> Отрывок
##########

В девяностые, в одно из воскресений, я попал на "птичку". Знакомый голубевод рассказал мне, что Изя эмигрировал в Израиль. Вскоре после переезда в результате тяжелой болезни Изи не стало.
Вспоминая соплеменников по голубиной охоте, невозможно не вспомнить и не рассказать о самородке, талантливом голубеводе-селекционере дяде Коле, Николае Эммануиловиче Юзефович. Познакомился я с ним летом семьдесят третьего в Тырново, когда уже работал в районной больнице. На своей неизменной "Яве" дядя Коля курсировал между лесом, на опушке которого была колхозная пасека и домом, где была его голубятня. Он был, по известному выражению, по-настоящему счастлив: будучи дома, спешил на работу, а с работы спешил домой, где его ждали голуби.
Родился и вырос Николай Эммануилович в польской семье в селе Унгры на самом берегу Днестра. Из поколения в поколение Юзефовичи исповедовали католичество. На службу ездили в единственный в округе костел в Могилев-Подольске по воскресеньям. Ксендз и служка жили на территории, прилежащей к костелу.
В самом центре двора на четырех массивных сваях высилась просторная голубятня, которую заложил сам ксендз. Он и привез первые пары голубей из Польши. В дальнейшем коллекция костелских голубей пополнялась за счет католиков, которые приезжали молиться с округи Подолья и Бессарабии.
Видя, как шестилетний Миколик часами простаивал возле голубятни, предпочитая голубей нудной и непонятной службе, служка костела подарил ему пару молодых голубей. Поселил Миколик голубей на небольшом чердачке односкатной пристройки к сараю.
Все строения во дворе были крыты соломой. Голуби отлично прижились на новом месте, стали давать потомство. Когда дядя Коля рассказывал о своих первых шагах в голубеводстве, я вспомнил голубей на чердаке под соломенной крышей дома моего деда Михася.
Однажды житель соседнего села Арионешты, расположенного в двух километрах от Унгр, возвращался домой с работы по найму у Унгрского богача Мурина. Увидев голубей, летающих над двором Юзефовичей, он долго стоял, наблюдая полет птиц. Когда голуби сели, он зашел во двор и спросил, откуда голуби.
Услышав, что голуби привезены из Польши, он предложил обмен. На следующее утро он принес две пары голубей с двумя чубами. Вечером Миколик отдал ему две пары своих голубей. Обмененные голуби оказались превосходными вертунами.
Следующим летом сильный ветер принес со стороны Бронницы, что лежит в сотнях метров от Унгр на левом берегу Днестра, трех пестрых голубей. Начавшийся сильный дождь заставил голубей сесть на крышу соседского сарая. Под проливным дождем Миколик по скользкой соломенной крыше добрался до голубей. Уставшие и мокрые, те даже не пытались удрать.

##########

> Условия задания
1. Перепишите фрагмент рассказа о голубях от «Все строения во» до «оказались превосходными вертунами.» включительно, подставив «Николай» вместо «Миколик».
2. Сможете подхватить рассказ о голубях и продолжить его после последнего предложения?
Данные, приведённые далее, никак не связаны с рассказом о голубях.

Данные разбора макета страницы
##########

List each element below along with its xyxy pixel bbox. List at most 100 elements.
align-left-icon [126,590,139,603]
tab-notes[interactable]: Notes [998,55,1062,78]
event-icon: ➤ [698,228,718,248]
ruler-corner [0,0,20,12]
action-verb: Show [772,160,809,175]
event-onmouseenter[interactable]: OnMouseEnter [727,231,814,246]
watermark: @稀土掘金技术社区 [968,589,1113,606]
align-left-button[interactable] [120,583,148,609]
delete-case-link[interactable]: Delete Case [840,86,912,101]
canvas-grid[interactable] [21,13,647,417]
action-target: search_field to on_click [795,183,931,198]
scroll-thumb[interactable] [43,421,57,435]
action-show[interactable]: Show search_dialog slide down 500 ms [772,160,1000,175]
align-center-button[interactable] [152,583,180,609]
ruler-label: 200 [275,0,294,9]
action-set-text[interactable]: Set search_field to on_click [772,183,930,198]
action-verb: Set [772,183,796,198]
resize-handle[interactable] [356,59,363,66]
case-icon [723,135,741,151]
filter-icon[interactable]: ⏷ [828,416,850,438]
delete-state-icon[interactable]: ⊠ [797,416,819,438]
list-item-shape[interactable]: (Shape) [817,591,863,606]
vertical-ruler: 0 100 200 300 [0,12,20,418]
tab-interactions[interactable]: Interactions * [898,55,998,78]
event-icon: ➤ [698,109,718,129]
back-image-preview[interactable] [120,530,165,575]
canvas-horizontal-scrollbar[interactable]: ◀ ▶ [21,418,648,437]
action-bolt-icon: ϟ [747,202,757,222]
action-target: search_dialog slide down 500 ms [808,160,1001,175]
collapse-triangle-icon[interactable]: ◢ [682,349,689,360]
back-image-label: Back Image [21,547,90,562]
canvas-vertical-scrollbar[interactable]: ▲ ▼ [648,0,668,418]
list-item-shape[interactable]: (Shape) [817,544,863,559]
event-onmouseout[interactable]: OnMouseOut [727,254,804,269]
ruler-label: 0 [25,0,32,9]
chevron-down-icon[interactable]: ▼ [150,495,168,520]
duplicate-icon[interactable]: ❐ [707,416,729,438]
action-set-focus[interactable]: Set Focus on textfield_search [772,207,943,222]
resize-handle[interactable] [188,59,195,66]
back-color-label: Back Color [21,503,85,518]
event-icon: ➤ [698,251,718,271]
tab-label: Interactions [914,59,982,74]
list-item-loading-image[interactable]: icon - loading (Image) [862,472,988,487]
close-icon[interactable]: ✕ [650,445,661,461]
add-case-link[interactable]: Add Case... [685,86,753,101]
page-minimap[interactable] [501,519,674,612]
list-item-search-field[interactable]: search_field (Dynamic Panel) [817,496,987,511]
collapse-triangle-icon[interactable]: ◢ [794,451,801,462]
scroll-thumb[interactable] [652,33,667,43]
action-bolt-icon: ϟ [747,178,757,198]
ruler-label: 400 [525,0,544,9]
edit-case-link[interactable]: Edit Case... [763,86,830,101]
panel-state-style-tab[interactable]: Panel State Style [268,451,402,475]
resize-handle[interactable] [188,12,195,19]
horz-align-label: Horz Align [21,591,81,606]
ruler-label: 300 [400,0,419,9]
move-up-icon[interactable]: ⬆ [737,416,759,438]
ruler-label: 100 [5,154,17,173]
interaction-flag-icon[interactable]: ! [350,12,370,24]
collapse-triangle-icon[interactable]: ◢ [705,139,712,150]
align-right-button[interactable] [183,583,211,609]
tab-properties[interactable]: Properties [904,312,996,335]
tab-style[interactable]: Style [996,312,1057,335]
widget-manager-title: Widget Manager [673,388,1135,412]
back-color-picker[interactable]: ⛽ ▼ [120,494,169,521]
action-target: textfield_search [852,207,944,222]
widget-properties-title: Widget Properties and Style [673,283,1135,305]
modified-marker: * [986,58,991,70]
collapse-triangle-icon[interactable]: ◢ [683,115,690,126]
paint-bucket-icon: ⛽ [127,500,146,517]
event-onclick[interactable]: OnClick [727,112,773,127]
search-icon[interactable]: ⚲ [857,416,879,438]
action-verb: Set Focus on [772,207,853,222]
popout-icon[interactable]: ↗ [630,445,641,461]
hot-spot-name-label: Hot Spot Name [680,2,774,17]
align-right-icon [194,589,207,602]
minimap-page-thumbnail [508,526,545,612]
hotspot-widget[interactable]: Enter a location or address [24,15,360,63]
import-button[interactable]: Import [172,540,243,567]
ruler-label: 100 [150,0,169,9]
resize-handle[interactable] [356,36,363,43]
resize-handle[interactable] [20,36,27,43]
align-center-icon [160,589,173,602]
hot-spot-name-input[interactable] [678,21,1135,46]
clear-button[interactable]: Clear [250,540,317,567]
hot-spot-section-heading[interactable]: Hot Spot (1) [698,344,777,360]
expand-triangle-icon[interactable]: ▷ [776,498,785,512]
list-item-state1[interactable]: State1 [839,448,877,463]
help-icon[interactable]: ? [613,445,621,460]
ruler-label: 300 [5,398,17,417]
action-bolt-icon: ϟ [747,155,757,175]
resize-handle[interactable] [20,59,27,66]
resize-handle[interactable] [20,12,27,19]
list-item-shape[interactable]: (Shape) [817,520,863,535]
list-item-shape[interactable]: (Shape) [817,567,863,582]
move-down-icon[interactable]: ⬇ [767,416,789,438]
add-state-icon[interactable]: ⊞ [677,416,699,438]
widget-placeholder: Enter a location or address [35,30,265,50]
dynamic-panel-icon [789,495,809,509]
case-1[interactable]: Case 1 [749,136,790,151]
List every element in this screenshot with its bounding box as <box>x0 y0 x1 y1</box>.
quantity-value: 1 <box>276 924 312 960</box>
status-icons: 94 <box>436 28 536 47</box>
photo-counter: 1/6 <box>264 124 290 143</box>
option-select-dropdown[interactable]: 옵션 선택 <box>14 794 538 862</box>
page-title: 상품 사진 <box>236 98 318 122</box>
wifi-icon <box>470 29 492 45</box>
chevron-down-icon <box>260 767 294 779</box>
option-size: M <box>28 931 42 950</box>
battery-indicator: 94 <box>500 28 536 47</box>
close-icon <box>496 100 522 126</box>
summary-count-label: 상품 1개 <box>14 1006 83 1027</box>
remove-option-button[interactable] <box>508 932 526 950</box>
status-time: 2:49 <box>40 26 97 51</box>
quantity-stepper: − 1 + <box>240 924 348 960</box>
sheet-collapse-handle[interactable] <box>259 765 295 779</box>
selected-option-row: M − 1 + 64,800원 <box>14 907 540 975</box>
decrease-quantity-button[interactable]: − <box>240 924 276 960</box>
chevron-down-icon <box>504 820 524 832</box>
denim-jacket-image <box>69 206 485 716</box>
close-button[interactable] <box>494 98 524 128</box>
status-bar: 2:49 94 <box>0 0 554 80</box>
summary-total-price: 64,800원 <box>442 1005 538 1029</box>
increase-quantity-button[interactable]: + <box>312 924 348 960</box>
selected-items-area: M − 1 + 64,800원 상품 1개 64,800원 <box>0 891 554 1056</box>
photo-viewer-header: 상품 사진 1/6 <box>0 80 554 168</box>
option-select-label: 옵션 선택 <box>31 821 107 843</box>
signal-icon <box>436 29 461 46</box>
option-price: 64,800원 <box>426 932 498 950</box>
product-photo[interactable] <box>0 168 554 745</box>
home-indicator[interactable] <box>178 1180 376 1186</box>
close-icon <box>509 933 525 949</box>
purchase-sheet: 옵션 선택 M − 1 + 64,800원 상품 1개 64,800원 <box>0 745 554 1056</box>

##########

> Ответы к заданиям
1.
Все строения во дворе были крыты соломой. Голуби отлично прижились на новом месте, стали давать потомство. Когда дядя Коля рассказывал о своих первых шагах в голубеводстве, я вспомнил голубей на чердаке под соломенной крышей дома моего деда Михася.
Однажды житель соседнего села Арионешты, расположенного в двух километрах от Унгр, возвращался домой с работы по найму у Унгрского богача Мурина. Увидев голубей, летающих над двором Юзефовичей, он долго стоял, наблюдая полет птиц. Когда голуби сели, он зашел во двор и спросил, откуда голуби.
Услышав, что голуби привезены из Польши, он предложил обмен. На следующее утро он принес две пары голубей с двумя чубами. Вечером Николай отдал ему две пары своих голубей. Обмененные голуби оказались превосходными вертунами.

2.
Наутро, когда голуби высохли, оказалось, что ноги их были обуты роскошным оперением в виде колокольчиков. Когда голуби привыкли к новому месту, Миколик с удивлением и радостью увидел удивительный полет приблудных. Их полет был почти вертикальным, сопровождался громкими хлопками и перевертыванием.
Со временем голуби размножились. Часть из них была переведена на чердак сарая с отдельным вылетом. Размножающаяся стая требовала все больше кормов. Приходилось менять молодняк на кукурузу и пшеницу у любителей голубей Каларашовки и Арионешт. Во время уборки урожая помогал соседям, за что те к вечеру насыпали торбу зерна.
Война началась, когда Коле было уже четырнадцать лет. В июле сорок первого немецкая авиация бомбила части советских войск, закрепившихся на левом, противоположном берегу Днестра. От разрывов бомб голуби, сидевшие на крыше, словно обезумили. Они беспорядочно метались в воздухе, потеряв ориентацию. Когда начало темнеть, Коля с младшим братом Сергеем разыскали часть голубей далеко от дома. Два голубя вернулись только на следующий день. Голубей закрыли и выпустили только тогда, когда фронт отодвинулся подальше от Днестра.
- Во время войны голуби, возможно, спасли мне жизнь. - Рассказывал дядя Коля.
В селе разместилась немцы, следующие на фронт. Через Днестр наводили понтон для переправы техники. Жителей Унгр согнали на берег копать спуск к Днестру. По селу пронесся слух, что мужчин и подростков немцы заберут на тот берег на работы. А потом угонят в Германию, как это уже было в некоторых селах.